— START SOURCE MATERIAL —

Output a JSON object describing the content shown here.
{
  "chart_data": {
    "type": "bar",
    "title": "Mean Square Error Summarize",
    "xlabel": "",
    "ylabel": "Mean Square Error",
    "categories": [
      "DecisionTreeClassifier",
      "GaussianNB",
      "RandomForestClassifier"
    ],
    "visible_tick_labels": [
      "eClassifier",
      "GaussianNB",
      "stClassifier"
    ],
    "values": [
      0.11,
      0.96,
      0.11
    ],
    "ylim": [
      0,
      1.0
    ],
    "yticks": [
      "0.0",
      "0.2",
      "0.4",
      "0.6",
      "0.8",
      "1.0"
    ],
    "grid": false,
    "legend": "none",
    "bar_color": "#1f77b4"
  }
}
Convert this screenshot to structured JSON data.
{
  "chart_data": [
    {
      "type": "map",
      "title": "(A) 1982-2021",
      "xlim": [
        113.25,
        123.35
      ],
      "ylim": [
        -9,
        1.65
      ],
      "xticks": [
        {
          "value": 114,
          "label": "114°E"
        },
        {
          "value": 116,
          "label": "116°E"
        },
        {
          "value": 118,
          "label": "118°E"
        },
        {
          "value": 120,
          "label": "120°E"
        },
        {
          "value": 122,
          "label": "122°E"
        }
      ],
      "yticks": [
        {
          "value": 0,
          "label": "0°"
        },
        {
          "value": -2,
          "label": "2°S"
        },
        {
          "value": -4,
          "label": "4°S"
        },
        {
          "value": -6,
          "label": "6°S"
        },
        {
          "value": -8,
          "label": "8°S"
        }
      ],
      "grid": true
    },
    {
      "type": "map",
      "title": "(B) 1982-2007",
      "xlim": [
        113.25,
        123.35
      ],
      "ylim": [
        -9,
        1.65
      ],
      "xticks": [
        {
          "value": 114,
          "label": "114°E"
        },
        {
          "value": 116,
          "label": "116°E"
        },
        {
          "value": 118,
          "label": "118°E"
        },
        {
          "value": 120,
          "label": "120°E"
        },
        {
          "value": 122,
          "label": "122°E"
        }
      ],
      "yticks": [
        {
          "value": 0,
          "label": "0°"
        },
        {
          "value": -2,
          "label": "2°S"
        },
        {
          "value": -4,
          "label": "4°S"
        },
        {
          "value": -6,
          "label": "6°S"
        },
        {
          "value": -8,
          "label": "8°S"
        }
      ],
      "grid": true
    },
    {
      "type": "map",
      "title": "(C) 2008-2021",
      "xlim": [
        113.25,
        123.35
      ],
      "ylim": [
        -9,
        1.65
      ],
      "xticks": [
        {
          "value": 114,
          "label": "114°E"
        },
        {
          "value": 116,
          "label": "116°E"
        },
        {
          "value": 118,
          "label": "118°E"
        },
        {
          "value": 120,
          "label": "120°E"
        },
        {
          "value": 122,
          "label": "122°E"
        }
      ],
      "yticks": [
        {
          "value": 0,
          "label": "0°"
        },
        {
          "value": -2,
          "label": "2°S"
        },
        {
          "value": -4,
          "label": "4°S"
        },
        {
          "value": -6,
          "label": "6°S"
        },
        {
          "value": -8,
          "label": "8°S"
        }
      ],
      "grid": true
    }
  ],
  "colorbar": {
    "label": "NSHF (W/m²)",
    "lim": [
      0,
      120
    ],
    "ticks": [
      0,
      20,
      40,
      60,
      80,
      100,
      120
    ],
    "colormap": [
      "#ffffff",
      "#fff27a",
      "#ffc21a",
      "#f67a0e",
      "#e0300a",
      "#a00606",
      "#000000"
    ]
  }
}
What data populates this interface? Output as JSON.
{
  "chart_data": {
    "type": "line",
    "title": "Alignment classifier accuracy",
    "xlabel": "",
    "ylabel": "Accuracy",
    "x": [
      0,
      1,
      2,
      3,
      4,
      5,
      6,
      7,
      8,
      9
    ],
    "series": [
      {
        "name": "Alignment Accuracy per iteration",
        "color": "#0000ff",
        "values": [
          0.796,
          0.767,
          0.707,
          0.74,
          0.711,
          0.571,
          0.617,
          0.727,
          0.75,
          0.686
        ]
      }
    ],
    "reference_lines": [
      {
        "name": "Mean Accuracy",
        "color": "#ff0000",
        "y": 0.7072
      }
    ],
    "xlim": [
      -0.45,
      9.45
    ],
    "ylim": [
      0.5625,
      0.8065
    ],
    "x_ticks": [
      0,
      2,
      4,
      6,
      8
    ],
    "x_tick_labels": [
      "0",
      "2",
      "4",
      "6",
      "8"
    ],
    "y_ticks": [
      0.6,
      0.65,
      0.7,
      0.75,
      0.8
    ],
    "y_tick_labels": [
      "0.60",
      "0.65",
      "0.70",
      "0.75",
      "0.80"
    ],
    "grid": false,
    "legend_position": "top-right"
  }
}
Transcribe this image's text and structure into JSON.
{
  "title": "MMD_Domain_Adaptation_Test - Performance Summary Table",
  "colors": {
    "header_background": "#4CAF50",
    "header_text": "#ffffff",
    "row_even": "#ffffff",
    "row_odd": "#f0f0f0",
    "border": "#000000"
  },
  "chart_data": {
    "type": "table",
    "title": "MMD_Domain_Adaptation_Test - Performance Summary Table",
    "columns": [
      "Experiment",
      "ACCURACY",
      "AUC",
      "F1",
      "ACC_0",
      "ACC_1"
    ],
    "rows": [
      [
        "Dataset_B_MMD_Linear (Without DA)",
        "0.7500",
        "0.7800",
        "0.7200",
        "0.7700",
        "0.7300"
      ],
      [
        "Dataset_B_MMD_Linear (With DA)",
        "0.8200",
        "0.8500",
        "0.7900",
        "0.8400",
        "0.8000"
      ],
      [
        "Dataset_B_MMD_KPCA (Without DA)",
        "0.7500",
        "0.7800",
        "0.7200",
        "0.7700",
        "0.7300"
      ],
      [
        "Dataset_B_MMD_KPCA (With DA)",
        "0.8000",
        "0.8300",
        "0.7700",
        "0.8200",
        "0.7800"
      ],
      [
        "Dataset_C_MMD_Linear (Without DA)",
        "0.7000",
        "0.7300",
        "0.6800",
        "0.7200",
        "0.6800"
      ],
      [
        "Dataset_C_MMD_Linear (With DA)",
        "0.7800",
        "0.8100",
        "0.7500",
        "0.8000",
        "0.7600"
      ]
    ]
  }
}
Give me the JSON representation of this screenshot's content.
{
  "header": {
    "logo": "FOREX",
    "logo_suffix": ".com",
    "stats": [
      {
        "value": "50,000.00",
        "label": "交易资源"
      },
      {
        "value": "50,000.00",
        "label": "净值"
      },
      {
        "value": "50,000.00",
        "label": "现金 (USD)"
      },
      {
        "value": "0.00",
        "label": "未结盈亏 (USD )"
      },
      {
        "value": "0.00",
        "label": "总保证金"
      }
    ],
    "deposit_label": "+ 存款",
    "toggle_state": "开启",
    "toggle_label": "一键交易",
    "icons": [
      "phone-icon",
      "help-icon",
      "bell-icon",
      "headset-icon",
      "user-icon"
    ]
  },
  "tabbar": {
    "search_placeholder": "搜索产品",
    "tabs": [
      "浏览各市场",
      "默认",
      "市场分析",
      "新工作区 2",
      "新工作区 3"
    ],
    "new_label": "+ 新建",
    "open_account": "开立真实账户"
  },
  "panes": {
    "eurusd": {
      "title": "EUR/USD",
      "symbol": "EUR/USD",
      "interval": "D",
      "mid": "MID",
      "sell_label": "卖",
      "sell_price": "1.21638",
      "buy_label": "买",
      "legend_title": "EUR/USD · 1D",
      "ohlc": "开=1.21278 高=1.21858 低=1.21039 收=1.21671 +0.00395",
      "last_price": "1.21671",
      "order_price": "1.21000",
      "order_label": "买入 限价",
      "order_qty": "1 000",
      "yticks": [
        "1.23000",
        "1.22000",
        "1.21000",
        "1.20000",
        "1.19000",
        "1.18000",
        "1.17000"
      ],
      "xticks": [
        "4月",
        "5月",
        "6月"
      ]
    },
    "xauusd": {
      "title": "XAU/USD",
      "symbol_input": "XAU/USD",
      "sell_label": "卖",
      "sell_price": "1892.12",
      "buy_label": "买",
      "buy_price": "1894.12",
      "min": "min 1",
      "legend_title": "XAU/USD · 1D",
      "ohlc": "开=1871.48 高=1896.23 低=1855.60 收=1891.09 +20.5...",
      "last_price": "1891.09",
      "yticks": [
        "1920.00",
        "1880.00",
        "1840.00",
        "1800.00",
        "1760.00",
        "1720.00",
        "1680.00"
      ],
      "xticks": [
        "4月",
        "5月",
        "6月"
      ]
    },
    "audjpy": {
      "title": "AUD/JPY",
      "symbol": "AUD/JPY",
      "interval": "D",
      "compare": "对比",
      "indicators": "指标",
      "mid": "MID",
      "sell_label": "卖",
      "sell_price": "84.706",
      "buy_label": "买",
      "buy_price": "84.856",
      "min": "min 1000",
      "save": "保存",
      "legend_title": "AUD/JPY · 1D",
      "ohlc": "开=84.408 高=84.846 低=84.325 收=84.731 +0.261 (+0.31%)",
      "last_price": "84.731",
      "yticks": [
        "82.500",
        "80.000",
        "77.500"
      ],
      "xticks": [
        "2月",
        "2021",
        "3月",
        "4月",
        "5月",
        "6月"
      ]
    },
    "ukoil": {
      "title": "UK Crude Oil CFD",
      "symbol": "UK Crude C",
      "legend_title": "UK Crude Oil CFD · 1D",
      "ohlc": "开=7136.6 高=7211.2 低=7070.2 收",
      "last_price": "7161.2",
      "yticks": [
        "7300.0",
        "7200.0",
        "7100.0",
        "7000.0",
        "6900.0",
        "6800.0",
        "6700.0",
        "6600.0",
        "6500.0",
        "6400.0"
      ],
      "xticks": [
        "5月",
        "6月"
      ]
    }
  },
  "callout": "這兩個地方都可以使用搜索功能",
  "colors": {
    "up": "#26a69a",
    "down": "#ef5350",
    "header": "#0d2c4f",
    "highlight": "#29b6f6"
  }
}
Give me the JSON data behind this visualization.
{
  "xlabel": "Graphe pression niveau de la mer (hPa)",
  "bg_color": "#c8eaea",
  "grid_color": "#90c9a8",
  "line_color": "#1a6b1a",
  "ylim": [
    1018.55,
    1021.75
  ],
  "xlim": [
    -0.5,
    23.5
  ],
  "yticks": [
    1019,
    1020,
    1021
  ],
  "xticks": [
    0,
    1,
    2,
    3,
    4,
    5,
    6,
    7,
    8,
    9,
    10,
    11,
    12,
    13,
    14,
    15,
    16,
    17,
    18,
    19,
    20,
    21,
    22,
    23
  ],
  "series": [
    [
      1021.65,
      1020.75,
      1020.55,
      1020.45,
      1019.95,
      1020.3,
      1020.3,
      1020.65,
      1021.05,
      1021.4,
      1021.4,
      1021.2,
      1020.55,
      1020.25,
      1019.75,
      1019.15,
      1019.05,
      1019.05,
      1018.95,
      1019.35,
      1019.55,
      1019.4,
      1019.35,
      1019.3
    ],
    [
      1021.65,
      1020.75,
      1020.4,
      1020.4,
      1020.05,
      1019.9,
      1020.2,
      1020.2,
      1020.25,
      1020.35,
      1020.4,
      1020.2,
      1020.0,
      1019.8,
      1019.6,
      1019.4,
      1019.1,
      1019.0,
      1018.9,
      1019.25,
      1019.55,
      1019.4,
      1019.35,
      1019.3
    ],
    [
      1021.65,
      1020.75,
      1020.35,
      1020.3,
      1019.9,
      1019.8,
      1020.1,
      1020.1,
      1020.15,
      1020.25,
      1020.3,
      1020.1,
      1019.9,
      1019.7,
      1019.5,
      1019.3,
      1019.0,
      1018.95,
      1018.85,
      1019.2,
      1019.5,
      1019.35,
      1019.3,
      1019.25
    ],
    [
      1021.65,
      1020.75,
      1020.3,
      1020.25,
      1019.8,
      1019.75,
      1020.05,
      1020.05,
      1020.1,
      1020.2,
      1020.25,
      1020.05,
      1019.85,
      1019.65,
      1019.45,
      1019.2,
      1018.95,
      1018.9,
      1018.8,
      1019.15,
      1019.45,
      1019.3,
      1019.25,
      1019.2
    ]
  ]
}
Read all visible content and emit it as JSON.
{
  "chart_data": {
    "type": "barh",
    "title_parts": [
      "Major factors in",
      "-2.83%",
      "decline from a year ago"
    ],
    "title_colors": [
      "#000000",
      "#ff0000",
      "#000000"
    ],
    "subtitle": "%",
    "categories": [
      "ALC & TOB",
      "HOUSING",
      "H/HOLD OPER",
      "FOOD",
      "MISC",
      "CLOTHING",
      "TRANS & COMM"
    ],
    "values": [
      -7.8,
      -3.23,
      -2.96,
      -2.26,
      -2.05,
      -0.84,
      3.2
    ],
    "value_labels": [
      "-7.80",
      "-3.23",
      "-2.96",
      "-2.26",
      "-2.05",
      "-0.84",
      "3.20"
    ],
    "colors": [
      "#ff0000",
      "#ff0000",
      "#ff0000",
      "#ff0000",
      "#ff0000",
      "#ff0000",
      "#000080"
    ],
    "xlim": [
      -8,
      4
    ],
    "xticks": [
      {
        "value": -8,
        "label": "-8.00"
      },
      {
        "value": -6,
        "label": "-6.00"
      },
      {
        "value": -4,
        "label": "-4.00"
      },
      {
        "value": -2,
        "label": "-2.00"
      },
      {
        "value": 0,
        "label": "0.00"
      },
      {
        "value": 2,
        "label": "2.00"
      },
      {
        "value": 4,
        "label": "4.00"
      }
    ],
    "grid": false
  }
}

— END SOURCE MATERIAL —

Search the data above for the string "Error" and copy each line that has it.

→ **RESPONSE TO THIS EXERCISE**
    "title": "Mean Square Error Summarize",
    "ylabel": "Mean Square Error",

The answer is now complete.